### SET PROBLEM
Would it be possible to quote, exactly and in full, the lines from the one with "Give me the" through the end of the entries below?

Data records:
============================================================

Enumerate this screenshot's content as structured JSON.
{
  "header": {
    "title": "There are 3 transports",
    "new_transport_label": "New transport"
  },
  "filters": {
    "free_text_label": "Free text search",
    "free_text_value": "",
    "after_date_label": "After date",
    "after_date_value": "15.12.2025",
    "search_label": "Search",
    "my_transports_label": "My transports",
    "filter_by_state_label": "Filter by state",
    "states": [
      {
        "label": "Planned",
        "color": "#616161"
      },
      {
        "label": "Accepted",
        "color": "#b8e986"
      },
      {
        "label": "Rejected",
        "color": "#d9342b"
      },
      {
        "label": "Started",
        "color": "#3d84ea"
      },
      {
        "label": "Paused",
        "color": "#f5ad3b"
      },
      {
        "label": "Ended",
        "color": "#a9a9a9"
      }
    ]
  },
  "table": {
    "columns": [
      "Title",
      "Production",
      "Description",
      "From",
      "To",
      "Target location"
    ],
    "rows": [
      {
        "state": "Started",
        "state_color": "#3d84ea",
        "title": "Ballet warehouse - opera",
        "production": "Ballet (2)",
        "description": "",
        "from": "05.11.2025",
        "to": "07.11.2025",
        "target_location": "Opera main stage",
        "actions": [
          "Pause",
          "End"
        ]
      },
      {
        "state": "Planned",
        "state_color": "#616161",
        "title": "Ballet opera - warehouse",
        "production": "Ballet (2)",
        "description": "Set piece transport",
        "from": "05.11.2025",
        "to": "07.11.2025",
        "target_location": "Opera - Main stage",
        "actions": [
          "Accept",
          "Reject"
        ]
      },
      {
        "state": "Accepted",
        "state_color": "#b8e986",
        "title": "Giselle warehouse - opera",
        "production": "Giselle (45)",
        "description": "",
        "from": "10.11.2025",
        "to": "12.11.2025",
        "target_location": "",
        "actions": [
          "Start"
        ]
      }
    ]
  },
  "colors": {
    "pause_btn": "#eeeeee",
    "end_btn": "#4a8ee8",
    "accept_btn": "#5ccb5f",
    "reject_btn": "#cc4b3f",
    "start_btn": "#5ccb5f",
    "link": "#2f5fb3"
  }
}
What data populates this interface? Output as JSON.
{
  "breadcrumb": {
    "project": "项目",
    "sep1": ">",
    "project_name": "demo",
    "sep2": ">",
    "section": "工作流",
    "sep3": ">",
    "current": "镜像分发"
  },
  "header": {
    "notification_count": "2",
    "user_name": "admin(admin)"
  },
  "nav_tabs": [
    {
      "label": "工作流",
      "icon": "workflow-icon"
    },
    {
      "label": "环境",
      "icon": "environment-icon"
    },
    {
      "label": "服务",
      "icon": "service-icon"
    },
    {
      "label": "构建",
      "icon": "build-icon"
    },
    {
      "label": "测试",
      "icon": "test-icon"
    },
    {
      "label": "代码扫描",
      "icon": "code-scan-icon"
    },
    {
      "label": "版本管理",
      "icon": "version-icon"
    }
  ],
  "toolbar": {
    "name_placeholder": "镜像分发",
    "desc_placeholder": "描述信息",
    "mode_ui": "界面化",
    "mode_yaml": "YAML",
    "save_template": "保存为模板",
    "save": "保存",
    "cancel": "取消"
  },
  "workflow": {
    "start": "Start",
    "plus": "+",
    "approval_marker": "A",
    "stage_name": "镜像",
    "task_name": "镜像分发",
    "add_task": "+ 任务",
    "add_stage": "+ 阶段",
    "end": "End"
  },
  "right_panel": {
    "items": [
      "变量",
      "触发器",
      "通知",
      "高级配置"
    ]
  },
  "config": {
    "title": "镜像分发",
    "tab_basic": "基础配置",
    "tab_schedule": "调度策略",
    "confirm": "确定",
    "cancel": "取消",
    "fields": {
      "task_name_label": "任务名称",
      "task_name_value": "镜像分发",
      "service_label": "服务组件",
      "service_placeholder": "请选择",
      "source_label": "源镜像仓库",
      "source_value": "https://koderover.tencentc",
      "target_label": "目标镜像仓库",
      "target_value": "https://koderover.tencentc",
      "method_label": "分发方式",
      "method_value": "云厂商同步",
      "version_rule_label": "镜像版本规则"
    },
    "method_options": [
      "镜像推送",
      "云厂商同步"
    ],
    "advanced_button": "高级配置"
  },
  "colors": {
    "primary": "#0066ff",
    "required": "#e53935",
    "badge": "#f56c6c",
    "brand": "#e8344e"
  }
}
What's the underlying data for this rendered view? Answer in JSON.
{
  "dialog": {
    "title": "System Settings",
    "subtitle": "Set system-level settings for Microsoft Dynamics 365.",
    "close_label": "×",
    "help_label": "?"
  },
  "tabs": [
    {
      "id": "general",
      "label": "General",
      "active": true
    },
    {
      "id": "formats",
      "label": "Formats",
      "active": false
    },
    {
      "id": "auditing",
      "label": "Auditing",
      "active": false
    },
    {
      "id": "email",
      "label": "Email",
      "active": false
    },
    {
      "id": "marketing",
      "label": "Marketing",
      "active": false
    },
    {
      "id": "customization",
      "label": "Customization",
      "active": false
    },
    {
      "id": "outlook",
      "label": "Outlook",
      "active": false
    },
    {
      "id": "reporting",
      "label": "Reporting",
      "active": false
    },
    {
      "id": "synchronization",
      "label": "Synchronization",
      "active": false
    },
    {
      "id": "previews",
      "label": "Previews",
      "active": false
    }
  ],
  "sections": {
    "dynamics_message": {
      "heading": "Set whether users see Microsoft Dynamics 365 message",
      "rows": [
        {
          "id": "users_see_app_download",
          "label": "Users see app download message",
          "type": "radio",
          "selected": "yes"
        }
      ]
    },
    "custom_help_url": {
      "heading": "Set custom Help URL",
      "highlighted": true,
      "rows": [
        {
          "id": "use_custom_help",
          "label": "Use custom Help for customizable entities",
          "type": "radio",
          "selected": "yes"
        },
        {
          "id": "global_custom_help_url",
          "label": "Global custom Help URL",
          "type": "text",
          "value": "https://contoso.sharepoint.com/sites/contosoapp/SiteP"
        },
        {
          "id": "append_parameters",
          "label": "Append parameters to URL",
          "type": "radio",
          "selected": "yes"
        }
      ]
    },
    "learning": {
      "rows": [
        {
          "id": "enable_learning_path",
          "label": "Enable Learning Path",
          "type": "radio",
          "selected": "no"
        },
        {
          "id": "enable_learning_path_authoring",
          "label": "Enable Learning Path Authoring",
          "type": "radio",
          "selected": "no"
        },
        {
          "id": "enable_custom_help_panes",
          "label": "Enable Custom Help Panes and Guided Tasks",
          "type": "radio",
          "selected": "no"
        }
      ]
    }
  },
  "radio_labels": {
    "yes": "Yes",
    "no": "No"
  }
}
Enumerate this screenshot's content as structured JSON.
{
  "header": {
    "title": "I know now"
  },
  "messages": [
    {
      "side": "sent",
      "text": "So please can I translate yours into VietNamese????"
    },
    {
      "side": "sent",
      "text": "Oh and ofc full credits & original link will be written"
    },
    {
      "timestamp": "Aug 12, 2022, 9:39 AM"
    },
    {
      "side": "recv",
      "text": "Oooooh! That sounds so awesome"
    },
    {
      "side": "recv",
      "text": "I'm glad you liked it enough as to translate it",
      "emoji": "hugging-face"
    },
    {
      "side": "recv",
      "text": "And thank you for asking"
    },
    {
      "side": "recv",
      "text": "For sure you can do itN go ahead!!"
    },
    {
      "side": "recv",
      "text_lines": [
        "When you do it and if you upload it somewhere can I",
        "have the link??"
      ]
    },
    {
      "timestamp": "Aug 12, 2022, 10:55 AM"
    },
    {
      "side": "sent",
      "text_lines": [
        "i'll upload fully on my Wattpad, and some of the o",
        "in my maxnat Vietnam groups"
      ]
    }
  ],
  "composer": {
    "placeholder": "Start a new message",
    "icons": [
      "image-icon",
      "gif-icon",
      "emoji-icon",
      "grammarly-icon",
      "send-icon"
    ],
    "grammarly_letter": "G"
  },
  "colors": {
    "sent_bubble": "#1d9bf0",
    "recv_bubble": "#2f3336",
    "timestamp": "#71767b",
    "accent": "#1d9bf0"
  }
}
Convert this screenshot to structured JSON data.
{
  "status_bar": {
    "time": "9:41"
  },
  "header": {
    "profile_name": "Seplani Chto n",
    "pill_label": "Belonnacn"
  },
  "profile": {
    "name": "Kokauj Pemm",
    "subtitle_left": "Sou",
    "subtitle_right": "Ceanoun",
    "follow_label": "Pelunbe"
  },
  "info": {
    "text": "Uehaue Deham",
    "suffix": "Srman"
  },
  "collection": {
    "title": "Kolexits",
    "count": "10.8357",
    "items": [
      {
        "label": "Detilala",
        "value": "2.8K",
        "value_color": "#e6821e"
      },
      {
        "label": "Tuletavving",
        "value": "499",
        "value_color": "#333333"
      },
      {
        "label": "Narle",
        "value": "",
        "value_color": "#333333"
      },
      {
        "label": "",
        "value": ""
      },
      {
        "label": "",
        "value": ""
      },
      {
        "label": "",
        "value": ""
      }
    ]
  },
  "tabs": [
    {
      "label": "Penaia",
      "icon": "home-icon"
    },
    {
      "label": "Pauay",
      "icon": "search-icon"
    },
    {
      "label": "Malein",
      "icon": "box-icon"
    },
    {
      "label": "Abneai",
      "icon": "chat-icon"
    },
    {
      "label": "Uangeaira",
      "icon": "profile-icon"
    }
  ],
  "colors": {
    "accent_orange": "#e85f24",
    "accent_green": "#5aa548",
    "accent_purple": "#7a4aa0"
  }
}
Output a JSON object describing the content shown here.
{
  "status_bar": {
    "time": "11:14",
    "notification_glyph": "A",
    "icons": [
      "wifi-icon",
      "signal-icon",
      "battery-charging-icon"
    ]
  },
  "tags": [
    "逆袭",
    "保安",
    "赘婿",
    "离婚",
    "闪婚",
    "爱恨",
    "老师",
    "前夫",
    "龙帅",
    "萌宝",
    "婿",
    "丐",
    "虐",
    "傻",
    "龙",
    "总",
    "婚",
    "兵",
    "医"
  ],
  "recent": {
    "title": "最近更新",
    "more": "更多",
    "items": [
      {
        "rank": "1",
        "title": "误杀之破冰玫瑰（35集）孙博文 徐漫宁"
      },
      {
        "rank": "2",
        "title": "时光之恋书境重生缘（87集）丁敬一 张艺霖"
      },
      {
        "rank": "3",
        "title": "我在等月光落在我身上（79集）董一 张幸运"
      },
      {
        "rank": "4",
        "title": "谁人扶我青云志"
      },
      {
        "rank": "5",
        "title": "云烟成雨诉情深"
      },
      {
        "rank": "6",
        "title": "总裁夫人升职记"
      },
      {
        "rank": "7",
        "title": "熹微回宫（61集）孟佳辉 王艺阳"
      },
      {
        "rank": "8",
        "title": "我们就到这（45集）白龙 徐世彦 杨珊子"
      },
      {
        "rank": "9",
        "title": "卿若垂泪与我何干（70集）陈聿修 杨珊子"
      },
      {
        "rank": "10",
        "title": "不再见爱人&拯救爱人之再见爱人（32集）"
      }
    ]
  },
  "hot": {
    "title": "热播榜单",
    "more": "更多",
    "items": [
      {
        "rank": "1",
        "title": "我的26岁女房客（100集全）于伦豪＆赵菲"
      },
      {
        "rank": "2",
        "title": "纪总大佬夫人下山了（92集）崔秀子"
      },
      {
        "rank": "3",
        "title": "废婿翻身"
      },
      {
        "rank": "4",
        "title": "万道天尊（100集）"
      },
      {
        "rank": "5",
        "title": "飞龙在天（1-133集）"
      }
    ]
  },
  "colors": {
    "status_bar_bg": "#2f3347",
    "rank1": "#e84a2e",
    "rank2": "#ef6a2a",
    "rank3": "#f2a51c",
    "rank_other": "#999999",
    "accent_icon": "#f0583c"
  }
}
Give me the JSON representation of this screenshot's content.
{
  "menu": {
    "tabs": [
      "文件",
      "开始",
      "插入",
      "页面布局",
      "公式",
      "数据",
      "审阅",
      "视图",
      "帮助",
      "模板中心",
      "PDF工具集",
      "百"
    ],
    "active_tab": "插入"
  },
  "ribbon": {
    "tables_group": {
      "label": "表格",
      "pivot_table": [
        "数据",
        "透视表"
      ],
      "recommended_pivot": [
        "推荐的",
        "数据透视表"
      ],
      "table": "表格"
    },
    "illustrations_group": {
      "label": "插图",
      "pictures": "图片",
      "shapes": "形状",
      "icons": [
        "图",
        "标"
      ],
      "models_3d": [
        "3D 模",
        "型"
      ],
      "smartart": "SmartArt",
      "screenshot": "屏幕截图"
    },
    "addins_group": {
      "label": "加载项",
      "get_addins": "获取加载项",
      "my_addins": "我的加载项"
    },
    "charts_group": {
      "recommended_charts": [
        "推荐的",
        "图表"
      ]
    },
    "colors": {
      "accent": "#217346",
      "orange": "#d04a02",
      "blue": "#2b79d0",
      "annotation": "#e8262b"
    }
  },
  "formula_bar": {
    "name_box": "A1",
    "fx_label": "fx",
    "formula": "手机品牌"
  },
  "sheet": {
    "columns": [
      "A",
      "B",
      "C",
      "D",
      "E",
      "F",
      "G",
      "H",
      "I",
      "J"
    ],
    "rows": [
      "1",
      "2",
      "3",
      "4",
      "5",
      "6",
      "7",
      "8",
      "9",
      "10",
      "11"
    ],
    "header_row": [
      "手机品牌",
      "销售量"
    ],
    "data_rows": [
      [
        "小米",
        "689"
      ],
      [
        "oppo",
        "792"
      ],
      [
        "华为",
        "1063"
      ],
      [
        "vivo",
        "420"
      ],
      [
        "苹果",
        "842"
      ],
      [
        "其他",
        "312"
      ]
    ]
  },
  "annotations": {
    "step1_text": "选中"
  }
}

============================================================

### EXERCISE RESULT
Give me the JSON representation of this screenshot's content.
{
  "menu": {
    "tabs": [
      "文件",
      "开始",
      "插入",
      "页面布局",
      "公式",
      "数据",
      "审阅",
      "视图",
      "帮助",
      "模板中心",
      "PDF工具集",
      "百"
    ],
    "active_tab": "插入"
  },
  "ribbon": {
    "tables_group": {
      "label": "表格",
      "pivot_table": [
        "数据",
        "透视表"
      ],
      "recommended_pivot": [
        "推荐的",
        "数据透视表"
      ],
      "table": "表格"
    },
    "illustrations_group": {
      "label": "插图",
      "pictures": "图片",
      "shapes": "形状",
      "icons": [
        "图",
        "标"
      ],
      "models_3d": [
        "3D 模",
        "型"
      ],
      "smartart": "SmartArt",
      "screenshot": "屏幕截图"
    },
    "addins_group": {
      "label": "加载项",
      "get_addins": "获取加载项",
      "my_addins": "我的加载项"
    },
    "charts_group": {
      "recommended_charts": [
        "推荐的",
        "图表"
      ]
    },
    "colors": {
      "accent": "#217346",
      "orange": "#d04a02",
      "blue": "#2b79d0",
      "annotation": "#e8262b"
    }
  },
  "formula_bar": {
    "name_box": "A1",
    "fx_label": "fx",
    "formula": "手机品牌"
  },
  "sheet": {
    "columns": [
      "A",
      "B",
      "C",
      "D",
      "E",
      "F",
      "G",
      "H",
      "I",
      "J"
    ],
    "rows": [
      "1",
      "2",
      "3",
      "4",
      "5",
      "6",
      "7",
      "8",
      "9",
      "10",
      "11"
    ],
    "header_row": [
      "手机品牌",
      "销售量"
    ],
    "data_rows": [
      [
        "小米",
        "689"
      ],
      [
        "oppo",
        "792"
      ],
      [
        "华为",
        "1063"
      ],
      [
        "vivo",
        "420"
      ],
      [
        "苹果",
        "842"
      ],
      [
        "其他",
        "312"
      ]
    ]
  },
  "annotations": {
    "step1_text": "选中"
  }
}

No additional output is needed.